■ **Directive**
Using the data below, tally the lines that include the string "fair". Only the number is wanted.

■ **Supplied material**
-----

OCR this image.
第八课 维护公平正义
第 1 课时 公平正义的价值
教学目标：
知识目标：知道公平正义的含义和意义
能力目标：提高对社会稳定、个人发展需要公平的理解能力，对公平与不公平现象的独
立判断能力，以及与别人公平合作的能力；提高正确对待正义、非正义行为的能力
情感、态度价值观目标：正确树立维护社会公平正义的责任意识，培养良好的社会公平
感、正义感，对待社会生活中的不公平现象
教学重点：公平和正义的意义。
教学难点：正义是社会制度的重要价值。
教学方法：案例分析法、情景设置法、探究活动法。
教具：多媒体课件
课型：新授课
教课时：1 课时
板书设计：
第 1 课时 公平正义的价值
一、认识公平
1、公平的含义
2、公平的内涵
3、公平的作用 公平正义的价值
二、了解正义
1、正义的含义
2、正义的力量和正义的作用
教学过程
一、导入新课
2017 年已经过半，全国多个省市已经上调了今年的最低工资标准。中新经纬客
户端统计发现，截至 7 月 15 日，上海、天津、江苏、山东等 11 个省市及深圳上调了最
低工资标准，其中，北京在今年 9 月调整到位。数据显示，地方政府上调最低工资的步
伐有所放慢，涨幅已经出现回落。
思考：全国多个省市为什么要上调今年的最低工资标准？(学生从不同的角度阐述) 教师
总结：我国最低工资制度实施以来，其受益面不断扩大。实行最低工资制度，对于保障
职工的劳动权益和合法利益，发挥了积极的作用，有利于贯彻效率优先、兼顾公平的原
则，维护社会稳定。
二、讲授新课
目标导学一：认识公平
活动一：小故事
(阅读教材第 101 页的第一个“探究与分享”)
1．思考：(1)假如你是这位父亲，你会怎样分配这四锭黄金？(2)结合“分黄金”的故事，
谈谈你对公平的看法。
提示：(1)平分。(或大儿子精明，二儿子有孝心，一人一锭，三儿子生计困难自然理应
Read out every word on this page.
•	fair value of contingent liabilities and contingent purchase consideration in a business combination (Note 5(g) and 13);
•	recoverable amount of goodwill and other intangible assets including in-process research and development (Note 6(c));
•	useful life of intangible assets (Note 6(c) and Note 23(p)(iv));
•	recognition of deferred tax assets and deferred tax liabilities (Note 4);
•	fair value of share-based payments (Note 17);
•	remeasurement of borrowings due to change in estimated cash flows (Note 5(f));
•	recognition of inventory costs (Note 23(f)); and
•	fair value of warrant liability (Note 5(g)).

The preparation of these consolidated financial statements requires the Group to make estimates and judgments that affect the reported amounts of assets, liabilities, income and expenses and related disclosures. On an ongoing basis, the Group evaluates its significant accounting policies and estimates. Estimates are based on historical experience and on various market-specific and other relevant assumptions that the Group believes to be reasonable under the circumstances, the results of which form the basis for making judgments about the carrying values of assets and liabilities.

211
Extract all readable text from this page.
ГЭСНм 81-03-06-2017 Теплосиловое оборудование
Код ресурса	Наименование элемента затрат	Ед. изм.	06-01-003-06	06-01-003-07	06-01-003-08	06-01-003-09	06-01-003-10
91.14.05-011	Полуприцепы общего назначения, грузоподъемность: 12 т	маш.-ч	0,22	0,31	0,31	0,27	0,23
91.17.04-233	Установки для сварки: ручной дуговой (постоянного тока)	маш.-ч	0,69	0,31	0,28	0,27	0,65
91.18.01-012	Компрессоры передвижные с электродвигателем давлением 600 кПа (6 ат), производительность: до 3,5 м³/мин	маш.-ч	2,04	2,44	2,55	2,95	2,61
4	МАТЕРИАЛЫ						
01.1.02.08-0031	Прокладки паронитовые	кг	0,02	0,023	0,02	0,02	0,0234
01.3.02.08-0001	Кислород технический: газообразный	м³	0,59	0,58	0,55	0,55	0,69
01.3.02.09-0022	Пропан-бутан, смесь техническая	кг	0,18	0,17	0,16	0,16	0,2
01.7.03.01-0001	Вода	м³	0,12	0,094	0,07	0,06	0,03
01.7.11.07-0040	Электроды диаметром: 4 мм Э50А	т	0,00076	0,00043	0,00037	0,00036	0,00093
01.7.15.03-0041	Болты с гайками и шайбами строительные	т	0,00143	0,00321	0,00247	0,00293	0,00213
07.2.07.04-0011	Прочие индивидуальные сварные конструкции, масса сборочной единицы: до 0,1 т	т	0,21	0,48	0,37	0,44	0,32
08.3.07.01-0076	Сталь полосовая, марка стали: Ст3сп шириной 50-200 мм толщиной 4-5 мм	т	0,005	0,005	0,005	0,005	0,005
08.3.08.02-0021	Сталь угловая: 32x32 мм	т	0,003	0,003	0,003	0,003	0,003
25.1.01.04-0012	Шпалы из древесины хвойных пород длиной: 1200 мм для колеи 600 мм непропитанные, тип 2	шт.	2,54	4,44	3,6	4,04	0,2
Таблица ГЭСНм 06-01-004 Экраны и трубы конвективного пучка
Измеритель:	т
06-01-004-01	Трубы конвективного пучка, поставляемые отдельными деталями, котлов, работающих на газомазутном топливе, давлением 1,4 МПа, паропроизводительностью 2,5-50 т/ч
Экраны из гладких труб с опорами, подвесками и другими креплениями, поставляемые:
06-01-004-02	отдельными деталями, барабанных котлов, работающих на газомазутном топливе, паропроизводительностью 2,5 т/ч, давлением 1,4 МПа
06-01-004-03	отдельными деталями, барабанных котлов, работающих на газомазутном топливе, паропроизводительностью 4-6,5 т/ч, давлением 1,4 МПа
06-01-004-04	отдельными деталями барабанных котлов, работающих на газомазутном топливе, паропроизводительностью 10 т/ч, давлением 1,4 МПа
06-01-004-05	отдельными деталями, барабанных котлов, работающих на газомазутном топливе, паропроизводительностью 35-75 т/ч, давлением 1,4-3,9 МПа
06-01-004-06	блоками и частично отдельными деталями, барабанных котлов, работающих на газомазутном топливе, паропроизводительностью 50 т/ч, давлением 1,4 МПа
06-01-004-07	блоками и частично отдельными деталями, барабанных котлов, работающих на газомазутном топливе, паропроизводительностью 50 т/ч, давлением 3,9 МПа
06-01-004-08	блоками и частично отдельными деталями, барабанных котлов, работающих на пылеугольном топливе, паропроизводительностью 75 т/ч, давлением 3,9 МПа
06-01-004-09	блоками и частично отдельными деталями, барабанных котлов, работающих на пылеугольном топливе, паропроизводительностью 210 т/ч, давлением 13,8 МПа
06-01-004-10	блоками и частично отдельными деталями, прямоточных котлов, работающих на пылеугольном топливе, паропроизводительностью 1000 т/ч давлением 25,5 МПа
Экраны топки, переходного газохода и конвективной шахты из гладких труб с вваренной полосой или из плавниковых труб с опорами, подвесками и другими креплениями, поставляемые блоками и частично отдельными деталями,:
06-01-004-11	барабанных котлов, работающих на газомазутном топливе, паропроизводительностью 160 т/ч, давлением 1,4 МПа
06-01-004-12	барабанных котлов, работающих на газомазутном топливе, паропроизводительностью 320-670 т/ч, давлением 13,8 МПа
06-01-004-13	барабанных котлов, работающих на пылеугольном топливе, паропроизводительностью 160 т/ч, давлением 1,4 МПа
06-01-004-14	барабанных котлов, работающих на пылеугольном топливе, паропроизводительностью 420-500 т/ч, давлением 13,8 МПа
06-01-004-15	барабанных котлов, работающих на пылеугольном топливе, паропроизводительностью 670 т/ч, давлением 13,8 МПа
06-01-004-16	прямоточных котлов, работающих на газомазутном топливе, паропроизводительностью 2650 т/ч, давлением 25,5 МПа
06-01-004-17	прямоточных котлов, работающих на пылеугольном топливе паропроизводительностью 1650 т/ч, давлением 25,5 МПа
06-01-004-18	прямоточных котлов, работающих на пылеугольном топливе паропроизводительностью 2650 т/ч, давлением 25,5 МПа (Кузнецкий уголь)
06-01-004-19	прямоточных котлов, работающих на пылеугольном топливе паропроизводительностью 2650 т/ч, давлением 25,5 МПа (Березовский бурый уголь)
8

-----

■ **Solution to this task**
3